**EXERCISE TASK**: Reproduce the listing below exactly. Pictures do not belong in the copy.

**STORED ROWS**:
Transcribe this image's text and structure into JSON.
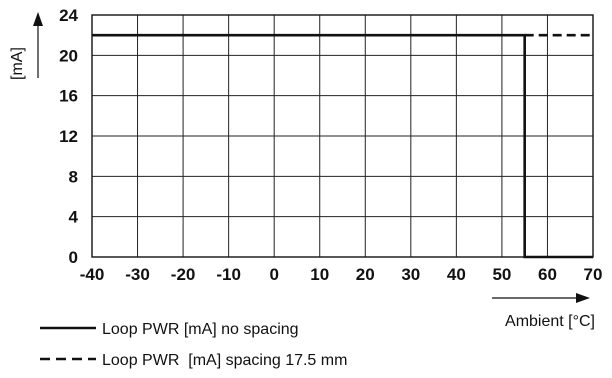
{
  "chart_data": {
    "type": "line",
    "ylabel": "[mA]",
    "xlabel": "Ambient [°C]",
    "xlim": [
      -40,
      70
    ],
    "ylim": [
      0,
      24
    ],
    "x_ticks": [
      "-40",
      "-30",
      "-20",
      "-10",
      "0",
      "10",
      "20",
      "30",
      "40",
      "50",
      "60",
      "70"
    ],
    "y_ticks": [
      "0",
      "4",
      "8",
      "12",
      "16",
      "20",
      "24"
    ],
    "grid": true,
    "legend_position": "bottom-left",
    "series": [
      {
        "name": "Loop PWR [mA] no spacing",
        "style": "solid",
        "x": [
          -40,
          55,
          55,
          70
        ],
        "y": [
          22,
          22,
          0,
          0
        ]
      },
      {
        "name": "Loop PWR  [mA] spacing 17.5 mm",
        "style": "dashed",
        "x": [
          55,
          70
        ],
        "y": [
          22,
          22
        ]
      }
    ]
  }
}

**SOLVED PROBLEM**:
Transcribe this image's text and structure into JSON.
{
  "chart_data": {
    "type": "line",
    "ylabel": "[mA]",
    "xlabel": "Ambient [°C]",
    "xlim": [
      -40,
      70
    ],
    "ylim": [
      0,
      24
    ],
    "x_ticks": [
      "-40",
      "-30",
      "-20",
      "-10",
      "0",
      "10",
      "20",
      "30",
      "40",
      "50",
      "60",
      "70"
    ],
    "y_ticks": [
      "0",
      "4",
      "8",
      "12",
      "16",
      "20",
      "24"
    ],
    "grid": true,
    "legend_position": "bottom-left",
    "series": [
      {
        "name": "Loop PWR [mA] no spacing",
        "style": "solid",
        "x": [
          -40,
          55,
          55,
          70
        ],
        "y": [
          22,
          22,
          0,
          0
        ]
      },
      {
        "name": "Loop PWR  [mA] spacing 17.5 mm",
        "style": "dashed",
        "x": [
          55,
          70
        ],
        "y": [
          22,
          22
        ]
      }
    ]
  }
}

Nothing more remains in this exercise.